**INFORMATION SUPPLIED**.
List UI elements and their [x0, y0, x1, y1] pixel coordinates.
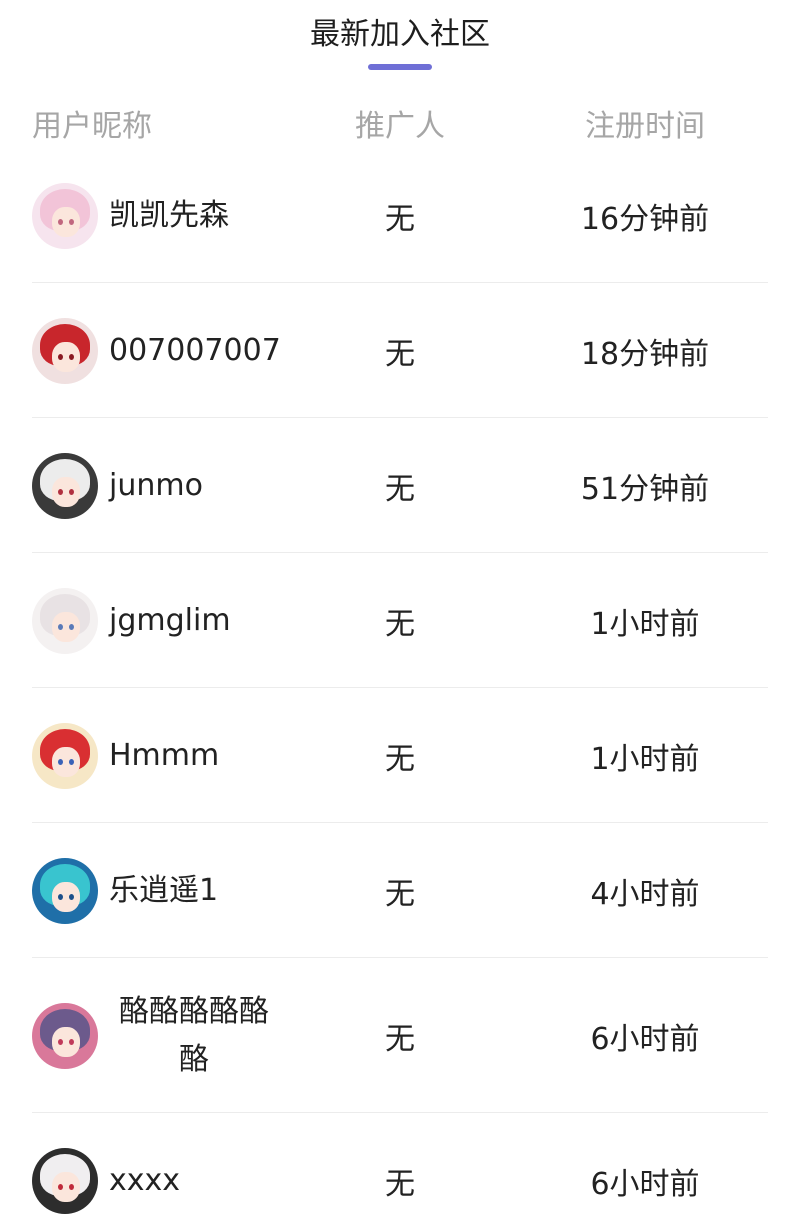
- avatar[interactable]: [32, 722, 98, 789]
- avatar[interactable]: [32, 182, 98, 249]
- column-header-nickname: 用户昵称: [32, 109, 152, 144]
- avatar-face: [52, 881, 80, 912]
- cell-user: 乐逍遥1: [32, 823, 302, 958]
- cell-user: junmo: [32, 418, 302, 553]
- nickname[interactable]: xxxx: [109, 1162, 180, 1200]
- cell-user: xxxx: [32, 1113, 302, 1227]
- member-list: 凯凯先森无 16分钟前 007007007 无 18分钟前 junmo 无 51分钟前 jgmg…: [0, 148, 800, 1227]
- avatar-eye: [69, 758, 74, 765]
- register-time: 1小时前: [590, 606, 700, 642]
- avatar-face: [52, 746, 80, 777]
- table-row[interactable]: 凯凯先森 无 16分钟前: [0, 148, 800, 283]
- avatar-eye: [69, 1038, 74, 1045]
- avatar-eye: [58, 353, 63, 360]
- table-row[interactable]: 乐逍遥1 无 4小时前: [0, 823, 800, 958]
- avatar-face: [52, 476, 80, 507]
- avatar-eye: [58, 1038, 63, 1045]
- register-time: 6小时前: [590, 1166, 700, 1202]
- register-time: 4小时前: [590, 876, 700, 912]
- referrer-value: 无: [385, 471, 415, 507]
- nickname[interactable]: junmo: [109, 467, 203, 505]
- table-row[interactable]: Hmmm 无 1小时前: [0, 688, 800, 823]
- table-header: 用户昵称 推广人 注册时间: [0, 100, 800, 154]
- tab-active-indicator: [368, 64, 432, 70]
- avatar-eye: [58, 218, 63, 225]
- avatar[interactable]: [32, 317, 98, 384]
- avatar-eye: [58, 488, 63, 495]
- avatar-eye: [69, 488, 74, 495]
- nickname[interactable]: 酪酪酪酪酪酪: [109, 988, 279, 1084]
- register-time: 1小时前: [590, 741, 700, 777]
- cell-user: Hmmm: [32, 688, 302, 823]
- avatar-face: [52, 206, 80, 237]
- column-header-referrer: 推广人: [355, 109, 445, 144]
- avatar[interactable]: [32, 857, 98, 924]
- nickname[interactable]: 凯凯先森: [109, 197, 229, 235]
- referrer-value: 无: [385, 1166, 415, 1202]
- register-time: 51分钟前: [580, 471, 710, 507]
- nickname[interactable]: jgmglim: [109, 602, 231, 640]
- page: 最新加入社区 用户昵称 推广人 注册时间 凯凯先森无 16分钟前 007007007…: [0, 0, 800, 1227]
- cell-user: 酪酪酪酪酪酪: [32, 958, 302, 1113]
- avatar-eye: [69, 218, 74, 225]
- table-row[interactable]: 007007007 无 18分钟前: [0, 283, 800, 418]
- referrer-value: 无: [385, 876, 415, 912]
- column-header-register-time: 注册时间: [585, 109, 705, 144]
- cell-user: 007007007: [32, 283, 302, 418]
- avatar[interactable]: [32, 1147, 98, 1214]
- avatar-eye: [58, 758, 63, 765]
- avatar-face: [52, 1026, 80, 1057]
- register-time: 6小时前: [590, 1021, 700, 1057]
- avatar[interactable]: [32, 587, 98, 654]
- avatar-face: [52, 1171, 80, 1202]
- table-row[interactable]: junmo 无 51分钟前: [0, 418, 800, 553]
- referrer-value: 无: [385, 741, 415, 777]
- nickname[interactable]: 007007007: [109, 332, 281, 370]
- nickname[interactable]: 乐逍遥1: [109, 872, 218, 910]
- avatar-face: [52, 611, 80, 642]
- avatar-eye: [69, 893, 74, 900]
- nickname[interactable]: Hmmm: [109, 737, 219, 775]
- avatar-eye: [58, 893, 63, 900]
- referrer-value: 无: [385, 1021, 415, 1057]
- avatar[interactable]: [32, 452, 98, 519]
- referrer-value: 无: [385, 336, 415, 372]
- tab-newest-members[interactable]: 最新加入社区: [0, 14, 800, 56]
- table-row[interactable]: xxxx 无 6小时前: [0, 1113, 800, 1227]
- avatar-eye: [69, 353, 74, 360]
- cell-user: 凯凯先森: [32, 148, 302, 283]
- referrer-value: 无: [385, 606, 415, 642]
- avatar-eye: [58, 623, 63, 630]
- avatar-eye: [58, 1183, 63, 1190]
- register-time: 16分钟前: [580, 201, 710, 237]
- avatar-eye: [69, 623, 74, 630]
- tab-header: 最新加入社区: [0, 0, 800, 80]
- avatar-face: [52, 341, 80, 372]
- avatar[interactable]: [32, 1002, 98, 1069]
- cell-user: jgmglim: [32, 553, 302, 688]
- register-time: 18分钟前: [580, 336, 710, 372]
- table-row[interactable]: jgmglim 无 1小时前: [0, 553, 800, 688]
- referrer-value: 无: [385, 201, 415, 237]
- avatar-eye: [69, 1183, 74, 1190]
- table-row[interactable]: 酪酪酪酪酪酪 无 6小时前: [0, 958, 800, 1113]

**WHAT THE TASK REQUIRES**.
How many lines in the rows above contain the string "注册时间"? Reply with the number alone.

**SOLUTION BELOW**.
3